##### TASK DATA
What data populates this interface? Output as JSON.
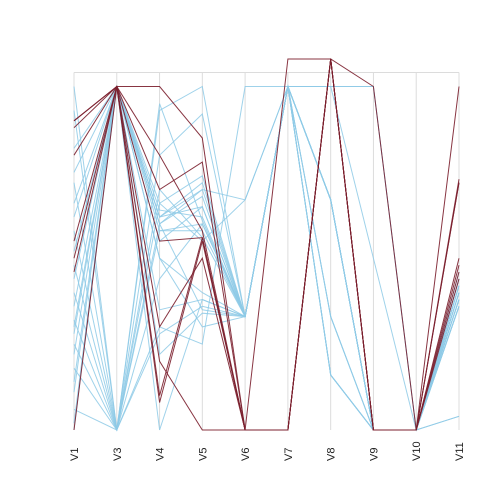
{
  "chart_data": {
    "type": "parallel-coordinates",
    "axes": [
      "V1",
      "V3",
      "V4",
      "V5",
      "V6",
      "V7",
      "V8",
      "V9",
      "V10",
      "V11"
    ],
    "ylim": [
      0,
      1.08
    ],
    "grid": false,
    "legend": "none",
    "colors": {
      "light": "#8ecae6",
      "dark": "#7b1f2e"
    },
    "series": [
      {
        "color": "light",
        "values": [
          1.0,
          0.0,
          0.93,
          1.0,
          0.33,
          1.0,
          1.0,
          1.0,
          0.0,
          0.04
        ]
      },
      {
        "color": "light",
        "values": [
          0.93,
          0.0,
          0.8,
          0.92,
          0.33,
          1.0,
          1.0,
          1.0,
          0.0,
          0.04
        ]
      },
      {
        "color": "light",
        "values": [
          0.82,
          1.0,
          0.55,
          0.65,
          0.33,
          1.0,
          0.67,
          0.0,
          0.0,
          0.38
        ]
      },
      {
        "color": "light",
        "values": [
          0.72,
          0.0,
          0.66,
          0.55,
          0.67,
          1.0,
          0.33,
          0.0,
          0.0,
          0.42
        ]
      },
      {
        "color": "light",
        "values": [
          0.66,
          1.0,
          0.62,
          0.72,
          0.33,
          1.0,
          0.67,
          0.0,
          0.0,
          0.46
        ]
      },
      {
        "color": "light",
        "values": [
          0.58,
          0.0,
          0.95,
          0.61,
          0.33,
          1.0,
          0.67,
          0.0,
          0.0,
          0.4
        ]
      },
      {
        "color": "light",
        "values": [
          0.52,
          1.0,
          0.62,
          0.65,
          0.33,
          1.0,
          0.33,
          0.0,
          0.0,
          0.36
        ]
      },
      {
        "color": "light",
        "values": [
          0.48,
          0.0,
          0.6,
          0.7,
          0.67,
          1.0,
          0.16,
          0.0,
          0.0,
          0.44
        ]
      },
      {
        "color": "light",
        "values": [
          0.44,
          1.0,
          0.5,
          0.4,
          0.33,
          1.0,
          0.67,
          0.0,
          0.0,
          0.38
        ]
      },
      {
        "color": "light",
        "values": [
          0.4,
          0.0,
          0.3,
          0.25,
          1.0,
          1.0,
          0.67,
          0.0,
          0.0,
          0.42
        ]
      },
      {
        "color": "light",
        "values": [
          0.36,
          1.0,
          0.35,
          0.38,
          0.33,
          1.0,
          1.0,
          0.5,
          0.0,
          0.36
        ]
      },
      {
        "color": "light",
        "values": [
          0.32,
          0.0,
          0.28,
          0.36,
          0.33,
          1.0,
          0.16,
          0.0,
          0.0,
          0.4
        ]
      },
      {
        "color": "light",
        "values": [
          0.28,
          1.0,
          0.22,
          0.34,
          0.33,
          1.0,
          0.67,
          0.0,
          0.0,
          0.36
        ]
      },
      {
        "color": "light",
        "values": [
          0.25,
          0.0,
          0.44,
          0.6,
          0.33,
          1.0,
          0.33,
          0.0,
          0.0,
          0.4
        ]
      },
      {
        "color": "light",
        "values": [
          0.22,
          1.0,
          0.5,
          0.3,
          0.33,
          1.0,
          0.67,
          0.0,
          0.0,
          0.44
        ]
      },
      {
        "color": "light",
        "values": [
          0.18,
          0.0,
          0.58,
          0.6,
          0.33,
          1.0,
          0.67,
          0.0,
          0.0,
          0.38
        ]
      },
      {
        "color": "light",
        "values": [
          0.14,
          1.0,
          0.66,
          0.74,
          0.33,
          1.0,
          0.67,
          0.0,
          0.0,
          0.42
        ]
      },
      {
        "color": "light",
        "values": [
          0.11,
          1.0,
          0.62,
          0.7,
          0.33,
          1.0,
          0.16,
          0.0,
          0.0,
          0.36
        ]
      },
      {
        "color": "light",
        "values": [
          0.06,
          0.0,
          0.7,
          0.56,
          0.33,
          1.0,
          0.67,
          0.0,
          0.0,
          0.4
        ]
      },
      {
        "color": "light",
        "values": [
          0.02,
          1.0,
          0.6,
          0.35,
          0.33,
          1.0,
          0.67,
          0.0,
          0.0,
          0.44
        ]
      },
      {
        "color": "light",
        "values": [
          0.0,
          1.0,
          0.0,
          0.38,
          0.33,
          1.0,
          0.67,
          0.0,
          0.0,
          0.38
        ]
      },
      {
        "color": "light",
        "values": [
          0.62,
          1.0,
          0.64,
          0.62,
          0.33,
          1.0,
          0.67,
          0.0,
          0.0,
          0.42
        ]
      },
      {
        "color": "light",
        "values": [
          0.75,
          1.0,
          0.58,
          0.58,
          0.33,
          1.0,
          0.16,
          0.0,
          0.0,
          0.38
        ]
      },
      {
        "color": "light",
        "values": [
          0.3,
          1.0,
          0.6,
          0.68,
          0.33,
          1.0,
          0.16,
          0.0,
          0.0,
          0.4
        ]
      },
      {
        "color": "dark",
        "values": [
          0.88,
          1.0,
          1.0,
          0.85,
          0.0,
          0.0,
          1.08,
          0.0,
          0.0,
          1.0
        ]
      },
      {
        "color": "dark",
        "values": [
          0.8,
          1.0,
          0.7,
          0.78,
          0.0,
          0.0,
          1.08,
          0.0,
          0.0,
          0.73
        ]
      },
      {
        "color": "dark",
        "values": [
          0.55,
          1.0,
          0.3,
          0.5,
          0.0,
          0.0,
          1.08,
          0.0,
          0.0,
          0.72
        ]
      },
      {
        "color": "dark",
        "values": [
          0.46,
          1.0,
          0.08,
          0.55,
          0.0,
          0.0,
          1.08,
          0.0,
          0.0,
          0.48
        ]
      },
      {
        "color": "dark",
        "values": [
          0.5,
          1.0,
          0.8,
          0.58,
          0.0,
          0.0,
          1.08,
          1.0,
          0.0,
          0.72
        ]
      },
      {
        "color": "dark",
        "values": [
          0.9,
          1.0,
          0.2,
          0.0,
          0.0,
          0.0,
          1.08,
          0.0,
          0.0,
          0.5
        ]
      },
      {
        "color": "dark",
        "values": [
          0.0,
          1.0,
          0.55,
          0.56,
          0.0,
          1.08,
          1.08,
          0.0,
          0.0,
          0.46
        ]
      },
      {
        "color": "dark",
        "values": [
          0.9,
          1.0,
          0.1,
          0.56,
          0.0,
          0.0,
          1.08,
          0.0,
          0.0,
          0.44
        ]
      }
    ]
  }
}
##########
Your copy should match the records word for word, with the pictures removed.

What data populates this interface? Output as JSON.
{
  "chart_data": {
    "type": "parallel-coordinates",
    "axes": [
      "V1",
      "V3",
      "V4",
      "V5",
      "V6",
      "V7",
      "V8",
      "V9",
      "V10",
      "V11"
    ],
    "ylim": [
      0,
      1.08
    ],
    "grid": false,
    "legend": "none",
    "colors": {
      "light": "#8ecae6",
      "dark": "#7b1f2e"
    },
    "series": [
      {
        "color": "light",
        "values": [
          1.0,
          0.0,
          0.93,
          1.0,
          0.33,
          1.0,
          1.0,
          1.0,
          0.0,
          0.04
        ]
      },
      {
        "color": "light",
        "values": [
          0.93,
          0.0,
          0.8,
          0.92,
          0.33,
          1.0,
          1.0,
          1.0,
          0.0,
          0.04
        ]
      },
      {
        "color": "light",
        "values": [
          0.82,
          1.0,
          0.55,
          0.65,
          0.33,
          1.0,
          0.67,
          0.0,
          0.0,
          0.38
        ]
      },
      {
        "color": "light",
        "values": [
          0.72,
          0.0,
          0.66,
          0.55,
          0.67,
          1.0,
          0.33,
          0.0,
          0.0,
          0.42
        ]
      },
      {
        "color": "light",
        "values": [
          0.66,
          1.0,
          0.62,
          0.72,
          0.33,
          1.0,
          0.67,
          0.0,
          0.0,
          0.46
        ]
      },
      {
        "color": "light",
        "values": [
          0.58,
          0.0,
          0.95,
          0.61,
          0.33,
          1.0,
          0.67,
          0.0,
          0.0,
          0.4
        ]
      },
      {
        "color": "light",
        "values": [
          0.52,
          1.0,
          0.62,
          0.65,
          0.33,
          1.0,
          0.33,
          0.0,
          0.0,
          0.36
        ]
      },
      {
        "color": "light",
        "values": [
          0.48,
          0.0,
          0.6,
          0.7,
          0.67,
          1.0,
          0.16,
          0.0,
          0.0,
          0.44
        ]
      },
      {
        "color": "light",
        "values": [
          0.44,
          1.0,
          0.5,
          0.4,
          0.33,
          1.0,
          0.67,
          0.0,
          0.0,
          0.38
        ]
      },
      {
        "color": "light",
        "values": [
          0.4,
          0.0,
          0.3,
          0.25,
          1.0,
          1.0,
          0.67,
          0.0,
          0.0,
          0.42
        ]
      },
      {
        "color": "light",
        "values": [
          0.36,
          1.0,
          0.35,
          0.38,
          0.33,
          1.0,
          1.0,
          0.5,
          0.0,
          0.36
        ]
      },
      {
        "color": "light",
        "values": [
          0.32,
          0.0,
          0.28,
          0.36,
          0.33,
          1.0,
          0.16,
          0.0,
          0.0,
          0.4
        ]
      },
      {
        "color": "light",
        "values": [
          0.28,
          1.0,
          0.22,
          0.34,
          0.33,
          1.0,
          0.67,
          0.0,
          0.0,
          0.36
        ]
      },
      {
        "color": "light",
        "values": [
          0.25,
          0.0,
          0.44,
          0.6,
          0.33,
          1.0,
          0.33,
          0.0,
          0.0,
          0.4
        ]
      },
      {
        "color": "light",
        "values": [
          0.22,
          1.0,
          0.5,
          0.3,
          0.33,
          1.0,
          0.67,
          0.0,
          0.0,
          0.44
        ]
      },
      {
        "color": "light",
        "values": [
          0.18,
          0.0,
          0.58,
          0.6,
          0.33,
          1.0,
          0.67,
          0.0,
          0.0,
          0.38
        ]
      },
      {
        "color": "light",
        "values": [
          0.14,
          1.0,
          0.66,
          0.74,
          0.33,
          1.0,
          0.67,
          0.0,
          0.0,
          0.42
        ]
      },
      {
        "color": "light",
        "values": [
          0.11,
          1.0,
          0.62,
          0.7,
          0.33,
          1.0,
          0.16,
          0.0,
          0.0,
          0.36
        ]
      },
      {
        "color": "light",
        "values": [
          0.06,
          0.0,
          0.7,
          0.56,
          0.33,
          1.0,
          0.67,
          0.0,
          0.0,
          0.4
        ]
      },
      {
        "color": "light",
        "values": [
          0.02,
          1.0,
          0.6,
          0.35,
          0.33,
          1.0,
          0.67,
          0.0,
          0.0,
          0.44
        ]
      },
      {
        "color": "light",
        "values": [
          0.0,
          1.0,
          0.0,
          0.38,
          0.33,
          1.0,
          0.67,
          0.0,
          0.0,
          0.38
        ]
      },
      {
        "color": "light",
        "values": [
          0.62,
          1.0,
          0.64,
          0.62,
          0.33,
          1.0,
          0.67,
          0.0,
          0.0,
          0.42
        ]
      },
      {
        "color": "light",
        "values": [
          0.75,
          1.0,
          0.58,
          0.58,
          0.33,
          1.0,
          0.16,
          0.0,
          0.0,
          0.38
        ]
      },
      {
        "color": "light",
        "values": [
          0.3,
          1.0,
          0.6,
          0.68,
          0.33,
          1.0,
          0.16,
          0.0,
          0.0,
          0.4
        ]
      },
      {
        "color": "dark",
        "values": [
          0.88,
          1.0,
          1.0,
          0.85,
          0.0,
          0.0,
          1.08,
          0.0,
          0.0,
          1.0
        ]
      },
      {
        "color": "dark",
        "values": [
          0.8,
          1.0,
          0.7,
          0.78,
          0.0,
          0.0,
          1.08,
          0.0,
          0.0,
          0.73
        ]
      },
      {
        "color": "dark",
        "values": [
          0.55,
          1.0,
          0.3,
          0.5,
          0.0,
          0.0,
          1.08,
          0.0,
          0.0,
          0.72
        ]
      },
      {
        "color": "dark",
        "values": [
          0.46,
          1.0,
          0.08,
          0.55,
          0.0,
          0.0,
          1.08,
          0.0,
          0.0,
          0.48
        ]
      },
      {
        "color": "dark",
        "values": [
          0.5,
          1.0,
          0.8,
          0.58,
          0.0,
          0.0,
          1.08,
          1.0,
          0.0,
          0.72
        ]
      },
      {
        "color": "dark",
        "values": [
          0.9,
          1.0,
          0.2,
          0.0,
          0.0,
          0.0,
          1.08,
          0.0,
          0.0,
          0.5
        ]
      },
      {
        "color": "dark",
        "values": [
          0.0,
          1.0,
          0.55,
          0.56,
          0.0,
          1.08,
          1.08,
          0.0,
          0.0,
          0.46
        ]
      },
      {
        "color": "dark",
        "values": [
          0.9,
          1.0,
          0.1,
          0.56,
          0.0,
          0.0,
          1.08,
          0.0,
          0.0,
          0.44
        ]
      }
    ]
  }
}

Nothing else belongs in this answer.